### ROWS
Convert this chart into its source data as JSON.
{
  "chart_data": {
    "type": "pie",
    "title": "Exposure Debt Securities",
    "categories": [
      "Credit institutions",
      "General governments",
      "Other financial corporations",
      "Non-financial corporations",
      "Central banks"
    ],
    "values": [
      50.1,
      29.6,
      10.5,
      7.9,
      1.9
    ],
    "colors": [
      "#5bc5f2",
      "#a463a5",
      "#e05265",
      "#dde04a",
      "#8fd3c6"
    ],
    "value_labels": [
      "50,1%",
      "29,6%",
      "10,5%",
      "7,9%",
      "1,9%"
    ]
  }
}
######
* WHAT THE TASK REQUIRES
Write out each line of the data above again, exactly as given.

* REPLY TO THE TASK
Convert this chart into its source data as JSON.
{
  "chart_data": {
    "type": "pie",
    "title": "Exposure Debt Securities",
    "categories": [
      "Credit institutions",
      "General governments",
      "Other financial corporations",
      "Non-financial corporations",
      "Central banks"
    ],
    "values": [
      50.1,
      29.6,
      10.5,
      7.9,
      1.9
    ],
    "colors": [
      "#5bc5f2",
      "#a463a5",
      "#e05265",
      "#dde04a",
      "#8fd3c6"
    ],
    "value_labels": [
      "50,1%",
      "29,6%",
      "10,5%",
      "7,9%",
      "1,9%"
    ]
  }
}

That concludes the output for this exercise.